Stored entries:
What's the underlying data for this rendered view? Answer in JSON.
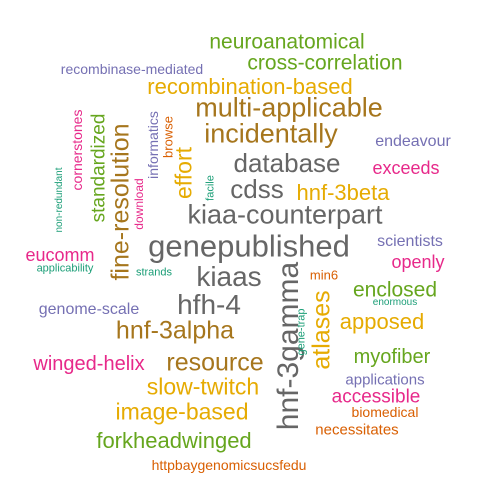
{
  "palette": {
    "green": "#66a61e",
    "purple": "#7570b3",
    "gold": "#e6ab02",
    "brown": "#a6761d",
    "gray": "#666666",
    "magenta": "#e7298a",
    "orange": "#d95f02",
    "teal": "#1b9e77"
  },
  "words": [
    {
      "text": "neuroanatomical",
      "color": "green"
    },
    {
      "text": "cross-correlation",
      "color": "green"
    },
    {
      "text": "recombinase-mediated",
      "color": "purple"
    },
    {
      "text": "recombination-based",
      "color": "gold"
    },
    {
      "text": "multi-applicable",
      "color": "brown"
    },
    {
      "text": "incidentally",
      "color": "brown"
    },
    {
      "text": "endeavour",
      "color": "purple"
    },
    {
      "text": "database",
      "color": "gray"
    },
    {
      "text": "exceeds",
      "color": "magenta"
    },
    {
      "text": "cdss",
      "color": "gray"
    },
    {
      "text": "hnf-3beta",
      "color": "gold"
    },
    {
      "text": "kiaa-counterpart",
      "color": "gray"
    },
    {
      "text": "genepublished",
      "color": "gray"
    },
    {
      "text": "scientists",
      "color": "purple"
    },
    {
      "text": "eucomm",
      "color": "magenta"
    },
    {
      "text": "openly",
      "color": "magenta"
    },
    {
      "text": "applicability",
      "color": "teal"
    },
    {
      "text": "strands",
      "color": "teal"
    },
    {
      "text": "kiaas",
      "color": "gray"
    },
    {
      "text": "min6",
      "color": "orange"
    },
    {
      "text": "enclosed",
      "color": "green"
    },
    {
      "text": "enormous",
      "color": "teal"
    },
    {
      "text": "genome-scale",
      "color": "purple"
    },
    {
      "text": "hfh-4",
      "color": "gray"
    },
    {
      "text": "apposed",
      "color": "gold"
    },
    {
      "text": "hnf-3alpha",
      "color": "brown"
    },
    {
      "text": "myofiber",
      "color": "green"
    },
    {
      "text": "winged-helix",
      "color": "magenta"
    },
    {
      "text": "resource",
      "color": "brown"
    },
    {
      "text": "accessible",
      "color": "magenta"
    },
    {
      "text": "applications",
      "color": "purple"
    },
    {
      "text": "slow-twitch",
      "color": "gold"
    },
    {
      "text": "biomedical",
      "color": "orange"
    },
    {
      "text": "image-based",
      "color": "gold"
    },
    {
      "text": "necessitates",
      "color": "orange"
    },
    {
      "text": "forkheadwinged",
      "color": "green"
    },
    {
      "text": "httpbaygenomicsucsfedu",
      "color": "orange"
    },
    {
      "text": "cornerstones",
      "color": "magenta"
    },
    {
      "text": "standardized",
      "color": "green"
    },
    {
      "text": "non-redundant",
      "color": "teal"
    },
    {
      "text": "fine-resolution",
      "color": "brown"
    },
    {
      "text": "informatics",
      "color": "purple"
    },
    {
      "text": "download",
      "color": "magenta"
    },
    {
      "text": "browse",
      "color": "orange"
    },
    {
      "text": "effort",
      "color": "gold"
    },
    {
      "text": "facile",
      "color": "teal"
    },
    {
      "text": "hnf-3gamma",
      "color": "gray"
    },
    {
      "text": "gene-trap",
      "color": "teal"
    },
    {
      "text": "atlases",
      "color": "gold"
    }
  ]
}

◆ What needs to be done
Write out each entry exactly; any pictures stay out of the copy.

◆ Answer box
What's the underlying data for this rendered view? Answer in JSON.
{
  "palette": {
    "green": "#66a61e",
    "purple": "#7570b3",
    "gold": "#e6ab02",
    "brown": "#a6761d",
    "gray": "#666666",
    "magenta": "#e7298a",
    "orange": "#d95f02",
    "teal": "#1b9e77"
  },
  "words": [
    {
      "text": "neuroanatomical",
      "color": "green"
    },
    {
      "text": "cross-correlation",
      "color": "green"
    },
    {
      "text": "recombinase-mediated",
      "color": "purple"
    },
    {
      "text": "recombination-based",
      "color": "gold"
    },
    {
      "text": "multi-applicable",
      "color": "brown"
    },
    {
      "text": "incidentally",
      "color": "brown"
    },
    {
      "text": "endeavour",
      "color": "purple"
    },
    {
      "text": "database",
      "color": "gray"
    },
    {
      "text": "exceeds",
      "color": "magenta"
    },
    {
      "text": "cdss",
      "color": "gray"
    },
    {
      "text": "hnf-3beta",
      "color": "gold"
    },
    {
      "text": "kiaa-counterpart",
      "color": "gray"
    },
    {
      "text": "genepublished",
      "color": "gray"
    },
    {
      "text": "scientists",
      "color": "purple"
    },
    {
      "text": "eucomm",
      "color": "magenta"
    },
    {
      "text": "openly",
      "color": "magenta"
    },
    {
      "text": "applicability",
      "color": "teal"
    },
    {
      "text": "strands",
      "color": "teal"
    },
    {
      "text": "kiaas",
      "color": "gray"
    },
    {
      "text": "min6",
      "color": "orange"
    },
    {
      "text": "enclosed",
      "color": "green"
    },
    {
      "text": "enormous",
      "color": "teal"
    },
    {
      "text": "genome-scale",
      "color": "purple"
    },
    {
      "text": "hfh-4",
      "color": "gray"
    },
    {
      "text": "apposed",
      "color": "gold"
    },
    {
      "text": "hnf-3alpha",
      "color": "brown"
    },
    {
      "text": "myofiber",
      "color": "green"
    },
    {
      "text": "winged-helix",
      "color": "magenta"
    },
    {
      "text": "resource",
      "color": "brown"
    },
    {
      "text": "accessible",
      "color": "magenta"
    },
    {
      "text": "applications",
      "color": "purple"
    },
    {
      "text": "slow-twitch",
      "color": "gold"
    },
    {
      "text": "biomedical",
      "color": "orange"
    },
    {
      "text": "image-based",
      "color": "gold"
    },
    {
      "text": "necessitates",
      "color": "orange"
    },
    {
      "text": "forkheadwinged",
      "color": "green"
    },
    {
      "text": "httpbaygenomicsucsfedu",
      "color": "orange"
    },
    {
      "text": "cornerstones",
      "color": "magenta"
    },
    {
      "text": "standardized",
      "color": "green"
    },
    {
      "text": "non-redundant",
      "color": "teal"
    },
    {
      "text": "fine-resolution",
      "color": "brown"
    },
    {
      "text": "informatics",
      "color": "purple"
    },
    {
      "text": "download",
      "color": "magenta"
    },
    {
      "text": "browse",
      "color": "orange"
    },
    {
      "text": "effort",
      "color": "gold"
    },
    {
      "text": "facile",
      "color": "teal"
    },
    {
      "text": "hnf-3gamma",
      "color": "gray"
    },
    {
      "text": "gene-trap",
      "color": "teal"
    },
    {
      "text": "atlases",
      "color": "gold"
    }
  ]
}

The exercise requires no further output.